▸ Dataset excerpt
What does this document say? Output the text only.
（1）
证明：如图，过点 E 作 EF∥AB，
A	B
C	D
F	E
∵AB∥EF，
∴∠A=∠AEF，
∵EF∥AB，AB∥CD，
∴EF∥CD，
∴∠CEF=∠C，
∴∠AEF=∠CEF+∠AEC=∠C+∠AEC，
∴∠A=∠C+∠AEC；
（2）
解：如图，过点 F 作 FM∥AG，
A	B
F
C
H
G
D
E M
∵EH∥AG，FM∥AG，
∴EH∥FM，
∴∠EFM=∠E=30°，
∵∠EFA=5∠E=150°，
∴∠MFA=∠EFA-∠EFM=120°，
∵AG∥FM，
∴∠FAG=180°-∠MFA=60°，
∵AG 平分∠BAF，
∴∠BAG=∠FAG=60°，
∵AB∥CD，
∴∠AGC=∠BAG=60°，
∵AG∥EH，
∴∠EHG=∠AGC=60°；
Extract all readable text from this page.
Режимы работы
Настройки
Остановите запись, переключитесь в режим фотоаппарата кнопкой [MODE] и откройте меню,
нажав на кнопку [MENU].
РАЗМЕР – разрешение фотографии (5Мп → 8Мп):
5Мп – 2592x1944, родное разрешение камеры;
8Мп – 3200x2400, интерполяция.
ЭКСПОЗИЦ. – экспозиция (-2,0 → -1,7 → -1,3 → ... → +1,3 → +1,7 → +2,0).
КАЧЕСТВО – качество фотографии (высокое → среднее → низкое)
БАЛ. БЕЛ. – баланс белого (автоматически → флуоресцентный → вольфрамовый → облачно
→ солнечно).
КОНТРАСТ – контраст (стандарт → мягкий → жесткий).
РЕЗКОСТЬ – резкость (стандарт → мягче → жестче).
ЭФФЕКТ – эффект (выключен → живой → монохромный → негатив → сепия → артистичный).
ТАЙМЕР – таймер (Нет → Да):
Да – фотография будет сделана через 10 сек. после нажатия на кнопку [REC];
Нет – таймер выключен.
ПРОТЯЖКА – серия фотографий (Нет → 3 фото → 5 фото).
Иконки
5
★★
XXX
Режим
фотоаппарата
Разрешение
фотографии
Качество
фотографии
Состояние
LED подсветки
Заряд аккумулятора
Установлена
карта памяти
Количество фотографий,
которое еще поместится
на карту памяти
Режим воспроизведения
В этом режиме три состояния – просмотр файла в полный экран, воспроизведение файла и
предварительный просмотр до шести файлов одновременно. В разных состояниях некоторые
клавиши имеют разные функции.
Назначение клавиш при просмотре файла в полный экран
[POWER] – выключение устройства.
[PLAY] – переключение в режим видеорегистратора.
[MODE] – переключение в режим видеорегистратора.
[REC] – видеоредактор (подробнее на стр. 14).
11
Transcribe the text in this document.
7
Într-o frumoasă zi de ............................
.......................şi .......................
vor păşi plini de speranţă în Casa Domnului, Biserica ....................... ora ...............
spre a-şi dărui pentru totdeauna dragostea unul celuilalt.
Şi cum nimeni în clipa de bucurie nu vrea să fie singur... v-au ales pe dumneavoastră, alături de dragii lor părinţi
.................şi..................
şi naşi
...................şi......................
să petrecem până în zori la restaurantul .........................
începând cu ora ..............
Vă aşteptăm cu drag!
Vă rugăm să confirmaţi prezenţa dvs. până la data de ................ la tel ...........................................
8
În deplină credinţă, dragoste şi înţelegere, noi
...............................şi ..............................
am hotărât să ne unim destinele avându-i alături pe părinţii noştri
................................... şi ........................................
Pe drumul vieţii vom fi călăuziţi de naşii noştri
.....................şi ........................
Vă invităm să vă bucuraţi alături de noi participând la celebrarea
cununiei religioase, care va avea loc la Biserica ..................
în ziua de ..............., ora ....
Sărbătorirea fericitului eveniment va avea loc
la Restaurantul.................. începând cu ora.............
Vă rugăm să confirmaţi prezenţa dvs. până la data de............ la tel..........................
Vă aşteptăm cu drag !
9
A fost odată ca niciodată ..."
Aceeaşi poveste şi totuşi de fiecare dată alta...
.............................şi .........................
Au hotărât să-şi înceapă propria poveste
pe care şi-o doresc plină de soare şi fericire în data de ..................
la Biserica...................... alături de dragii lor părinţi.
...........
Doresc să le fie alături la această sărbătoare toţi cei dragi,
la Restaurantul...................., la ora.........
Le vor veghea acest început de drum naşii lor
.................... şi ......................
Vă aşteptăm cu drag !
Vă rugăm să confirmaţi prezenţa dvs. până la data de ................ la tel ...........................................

▸ WHAT TO WORK ON
Type the whole listing again, unaltered.

▸ CORRECT RESPONSE
What does this document say? Output the text only.
（1）
证明：如图，过点 E 作 EF∥AB，
A	B
C	D
F	E
∵AB∥EF，
∴∠A=∠AEF，
∵EF∥AB，AB∥CD，
∴EF∥CD，
∴∠CEF=∠C，
∴∠AEF=∠CEF+∠AEC=∠C+∠AEC，
∴∠A=∠C+∠AEC；
（2）
解：如图，过点 F 作 FM∥AG，
A	B
F
C
H
G
D
E M
∵EH∥AG，FM∥AG，
∴EH∥FM，
∴∠EFM=∠E=30°，
∵∠EFA=5∠E=150°，
∴∠MFA=∠EFA-∠EFM=120°，
∵AG∥FM，
∴∠FAG=180°-∠MFA=60°，
∵AG 平分∠BAF，
∴∠BAG=∠FAG=60°，
∵AB∥CD，
∴∠AGC=∠BAG=60°，
∵AG∥EH，
∴∠EHG=∠AGC=60°；
Extract all readable text from this page.
Режимы работы
Настройки
Остановите запись, переключитесь в режим фотоаппарата кнопкой [MODE] и откройте меню,
нажав на кнопку [MENU].
РАЗМЕР – разрешение фотографии (5Мп → 8Мп):
5Мп – 2592x1944, родное разрешение камеры;
8Мп – 3200x2400, интерполяция.
ЭКСПОЗИЦ. – экспозиция (-2,0 → -1,7 → -1,3 → ... → +1,3 → +1,7 → +2,0).
КАЧЕСТВО – качество фотографии (высокое → среднее → низкое)
БАЛ. БЕЛ. – баланс белого (автоматически → флуоресцентный → вольфрамовый → облачно
→ солнечно).
КОНТРАСТ – контраст (стандарт → мягкий → жесткий).
РЕЗКОСТЬ – резкость (стандарт → мягче → жестче).
ЭФФЕКТ – эффект (выключен → живой → монохромный → негатив → сепия → артистичный).
ТАЙМЕР – таймер (Нет → Да):
Да – фотография будет сделана через 10 сек. после нажатия на кнопку [REC];
Нет – таймер выключен.
ПРОТЯЖКА – серия фотографий (Нет → 3 фото → 5 фото).
Иконки
5
★★
XXX
Режим
фотоаппарата
Разрешение
фотографии
Качество
фотографии
Состояние
LED подсветки
Заряд аккумулятора
Установлена
карта памяти
Количество фотографий,
которое еще поместится
на карту памяти
Режим воспроизведения
В этом режиме три состояния – просмотр файла в полный экран, воспроизведение файла и
предварительный просмотр до шести файлов одновременно. В разных состояниях некоторые
клавиши имеют разные функции.
Назначение клавиш при просмотре файла в полный экран
[POWER] – выключение устройства.
[PLAY] – переключение в режим видеорегистратора.
[MODE] – переключение в режим видеорегистратора.
[REC] – видеоредактор (подробнее на стр. 14).
11
Transcribe the text in this document.
7
Într-o frumoasă zi de ............................
.......................şi .......................
vor păşi plini de speranţă în Casa Domnului, Biserica ....................... ora ...............
spre a-şi dărui pentru totdeauna dragostea unul celuilalt.
Şi cum nimeni în clipa de bucurie nu vrea să fie singur... v-au ales pe dumneavoastră, alături de dragii lor părinţi
.................şi..................
şi naşi
...................şi......................
să petrecem până în zori la restaurantul .........................
începând cu ora ..............
Vă aşteptăm cu drag!
Vă rugăm să confirmaţi prezenţa dvs. până la data de ................ la tel ...........................................
8
În deplină credinţă, dragoste şi înţelegere, noi
...............................şi ..............................
am hotărât să ne unim destinele avându-i alături pe părinţii noştri
................................... şi ........................................
Pe drumul vieţii vom fi călăuziţi de naşii noştri
.....................şi ........................
Vă invităm să vă bucuraţi alături de noi participând la celebrarea
cununiei religioase, care va avea loc la Biserica ..................
în ziua de ..............., ora ....
Sărbătorirea fericitului eveniment va avea loc
la Restaurantul.................. începând cu ora.............
Vă rugăm să confirmaţi prezenţa dvs. până la data de............ la tel..........................
Vă aşteptăm cu drag !
9
A fost odată ca niciodată ..."
Aceeaşi poveste şi totuşi de fiecare dată alta...
.............................şi .........................
Au hotărât să-şi înceapă propria poveste
pe care şi-o doresc plină de soare şi fericire în data de ..................
la Biserica...................... alături de dragii lor părinţi.
...........
Doresc să le fie alături la această sărbătoare toţi cei dragi,
la Restaurantul...................., la ora.........
Le vor veghea acest început de drum naşii lor
.................... şi ......................
Vă aşteptăm cu drag !
Vă rugăm să confirmaţi prezenţa dvs. până la data de ................ la tel ...........................................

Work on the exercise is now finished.